··· Source records ···

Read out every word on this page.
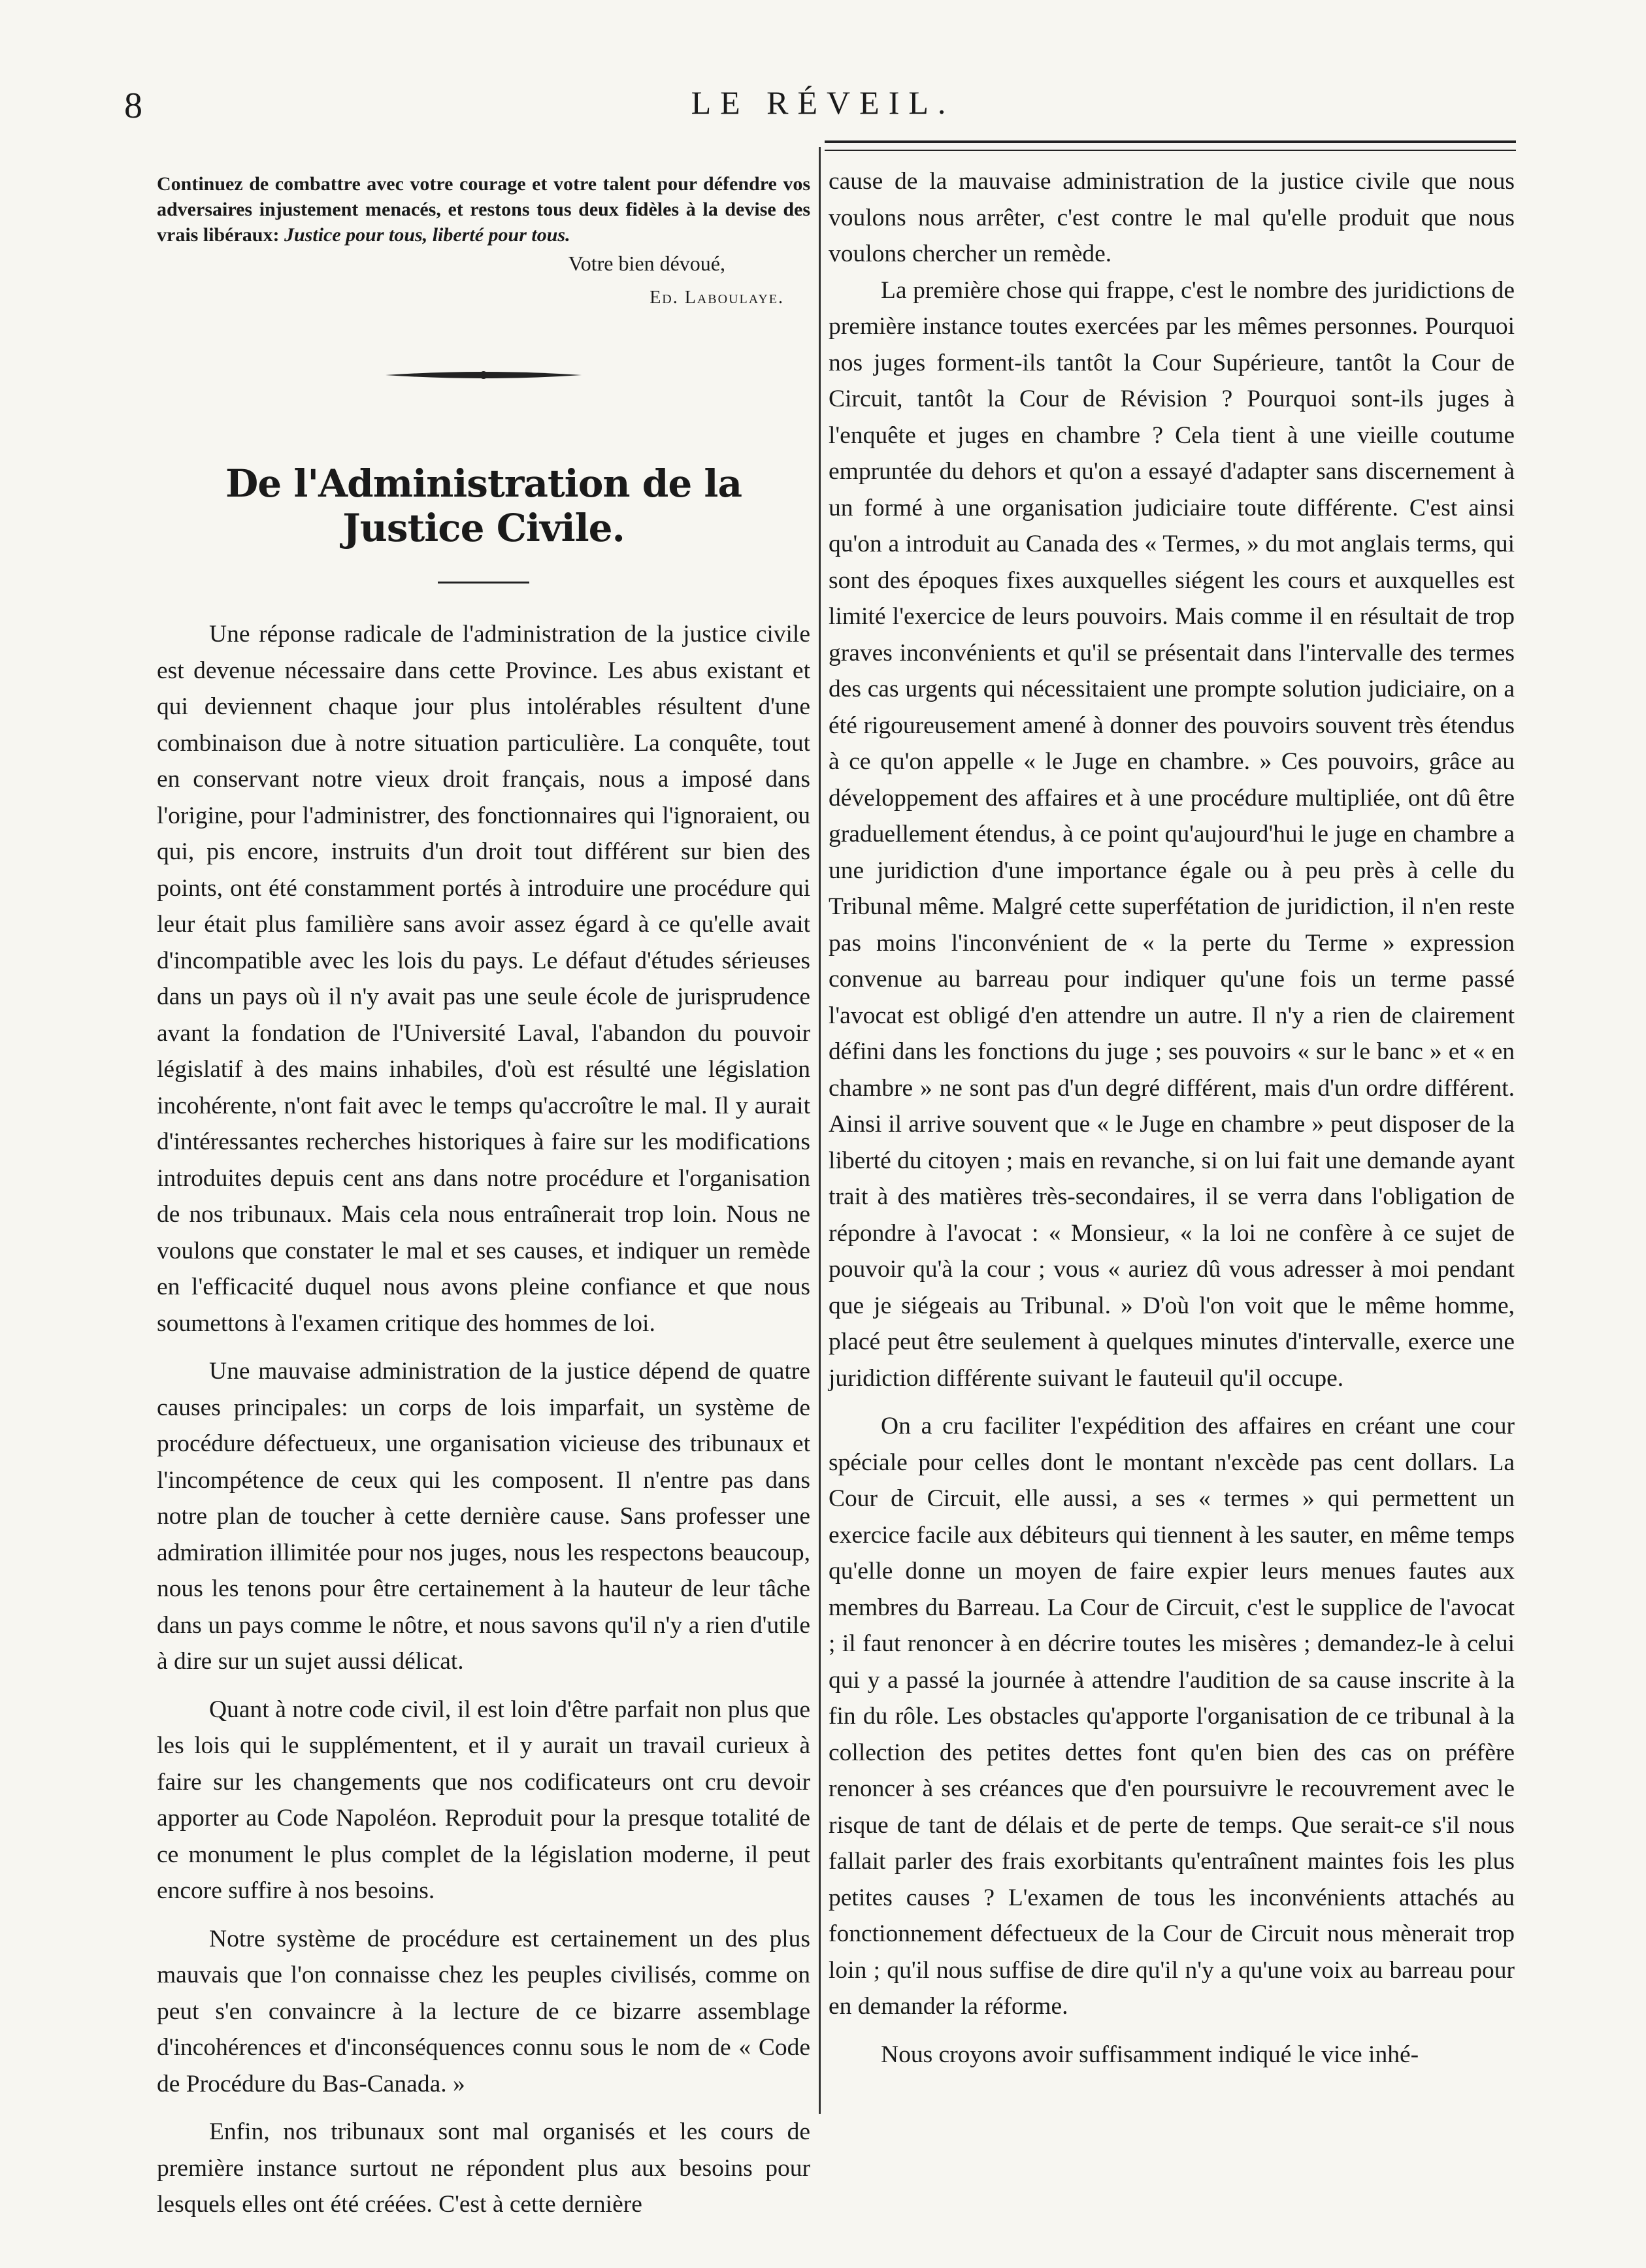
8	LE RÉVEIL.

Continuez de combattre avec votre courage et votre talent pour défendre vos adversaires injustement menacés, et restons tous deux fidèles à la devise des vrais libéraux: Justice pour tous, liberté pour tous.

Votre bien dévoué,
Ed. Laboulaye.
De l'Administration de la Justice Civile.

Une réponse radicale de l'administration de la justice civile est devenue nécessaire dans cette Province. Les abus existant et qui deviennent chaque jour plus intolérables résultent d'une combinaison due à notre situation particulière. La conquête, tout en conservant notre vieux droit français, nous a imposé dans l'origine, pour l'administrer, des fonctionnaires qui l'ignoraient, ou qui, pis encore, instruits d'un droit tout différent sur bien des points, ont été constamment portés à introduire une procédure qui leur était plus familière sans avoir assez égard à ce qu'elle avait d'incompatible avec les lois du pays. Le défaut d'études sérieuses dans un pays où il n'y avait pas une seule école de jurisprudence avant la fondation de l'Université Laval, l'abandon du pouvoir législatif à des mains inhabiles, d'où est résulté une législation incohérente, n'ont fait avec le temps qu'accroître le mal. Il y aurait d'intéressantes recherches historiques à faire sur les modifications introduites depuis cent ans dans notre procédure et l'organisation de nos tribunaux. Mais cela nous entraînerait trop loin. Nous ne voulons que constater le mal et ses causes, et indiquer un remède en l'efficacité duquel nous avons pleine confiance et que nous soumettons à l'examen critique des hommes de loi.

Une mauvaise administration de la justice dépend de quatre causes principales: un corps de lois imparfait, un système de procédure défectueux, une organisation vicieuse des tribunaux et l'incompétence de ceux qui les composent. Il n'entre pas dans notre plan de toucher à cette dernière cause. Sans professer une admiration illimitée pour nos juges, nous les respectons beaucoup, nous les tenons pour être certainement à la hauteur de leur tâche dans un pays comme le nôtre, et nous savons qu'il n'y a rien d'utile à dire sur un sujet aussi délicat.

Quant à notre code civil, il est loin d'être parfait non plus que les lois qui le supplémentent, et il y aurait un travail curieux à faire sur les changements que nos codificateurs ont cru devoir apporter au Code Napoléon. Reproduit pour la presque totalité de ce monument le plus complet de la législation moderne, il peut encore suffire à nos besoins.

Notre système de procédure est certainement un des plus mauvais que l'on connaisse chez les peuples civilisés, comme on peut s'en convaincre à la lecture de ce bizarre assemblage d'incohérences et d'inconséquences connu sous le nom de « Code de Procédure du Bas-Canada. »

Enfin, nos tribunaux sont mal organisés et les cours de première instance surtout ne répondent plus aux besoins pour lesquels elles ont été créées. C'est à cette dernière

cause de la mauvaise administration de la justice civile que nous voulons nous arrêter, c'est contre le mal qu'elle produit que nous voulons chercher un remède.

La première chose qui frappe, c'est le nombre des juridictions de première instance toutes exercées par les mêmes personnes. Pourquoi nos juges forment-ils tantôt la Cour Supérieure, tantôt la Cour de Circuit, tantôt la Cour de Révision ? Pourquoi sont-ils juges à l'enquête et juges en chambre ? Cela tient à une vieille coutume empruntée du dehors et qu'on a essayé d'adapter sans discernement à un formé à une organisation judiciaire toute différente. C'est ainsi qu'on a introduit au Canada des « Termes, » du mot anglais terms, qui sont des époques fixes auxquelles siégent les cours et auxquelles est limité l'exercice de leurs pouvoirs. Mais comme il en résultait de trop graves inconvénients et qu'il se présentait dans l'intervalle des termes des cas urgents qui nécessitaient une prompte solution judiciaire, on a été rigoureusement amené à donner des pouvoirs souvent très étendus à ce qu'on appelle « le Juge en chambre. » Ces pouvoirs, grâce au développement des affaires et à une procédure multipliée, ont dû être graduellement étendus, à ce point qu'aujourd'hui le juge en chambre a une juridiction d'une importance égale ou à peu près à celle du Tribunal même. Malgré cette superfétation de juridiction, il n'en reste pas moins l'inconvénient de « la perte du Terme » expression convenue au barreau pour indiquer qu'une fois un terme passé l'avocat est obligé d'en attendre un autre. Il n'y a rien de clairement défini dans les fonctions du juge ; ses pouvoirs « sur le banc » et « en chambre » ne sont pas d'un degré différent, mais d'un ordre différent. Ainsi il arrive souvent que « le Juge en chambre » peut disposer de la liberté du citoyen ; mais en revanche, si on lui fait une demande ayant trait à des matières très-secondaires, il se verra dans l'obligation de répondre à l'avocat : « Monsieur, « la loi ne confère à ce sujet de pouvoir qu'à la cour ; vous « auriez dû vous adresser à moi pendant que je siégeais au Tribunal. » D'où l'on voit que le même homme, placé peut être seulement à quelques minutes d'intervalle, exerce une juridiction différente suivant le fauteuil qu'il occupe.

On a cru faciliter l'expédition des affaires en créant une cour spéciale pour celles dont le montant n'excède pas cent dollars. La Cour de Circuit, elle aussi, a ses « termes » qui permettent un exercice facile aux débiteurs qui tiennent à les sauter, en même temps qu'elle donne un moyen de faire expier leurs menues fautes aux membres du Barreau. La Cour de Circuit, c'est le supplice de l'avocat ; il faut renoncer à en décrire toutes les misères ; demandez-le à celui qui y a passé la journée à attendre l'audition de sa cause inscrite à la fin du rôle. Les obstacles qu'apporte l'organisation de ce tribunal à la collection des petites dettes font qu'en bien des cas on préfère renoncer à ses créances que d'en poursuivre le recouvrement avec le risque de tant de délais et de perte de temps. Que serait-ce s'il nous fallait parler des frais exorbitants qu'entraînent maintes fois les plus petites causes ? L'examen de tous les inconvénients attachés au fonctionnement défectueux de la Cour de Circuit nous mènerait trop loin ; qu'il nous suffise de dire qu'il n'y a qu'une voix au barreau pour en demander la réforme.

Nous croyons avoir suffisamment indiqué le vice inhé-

···
··· Source records ···

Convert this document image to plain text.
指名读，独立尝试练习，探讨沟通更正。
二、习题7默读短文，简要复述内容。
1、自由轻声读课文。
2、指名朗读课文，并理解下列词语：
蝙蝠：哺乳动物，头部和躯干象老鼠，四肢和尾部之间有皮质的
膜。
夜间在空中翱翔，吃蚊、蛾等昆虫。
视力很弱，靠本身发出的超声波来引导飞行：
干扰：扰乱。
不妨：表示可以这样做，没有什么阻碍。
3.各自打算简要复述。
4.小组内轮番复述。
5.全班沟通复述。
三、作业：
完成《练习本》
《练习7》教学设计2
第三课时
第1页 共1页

···

* **Directive**:
Your answer should be one number: how many lines of the listing include the word "système".

* **Task answer**:
2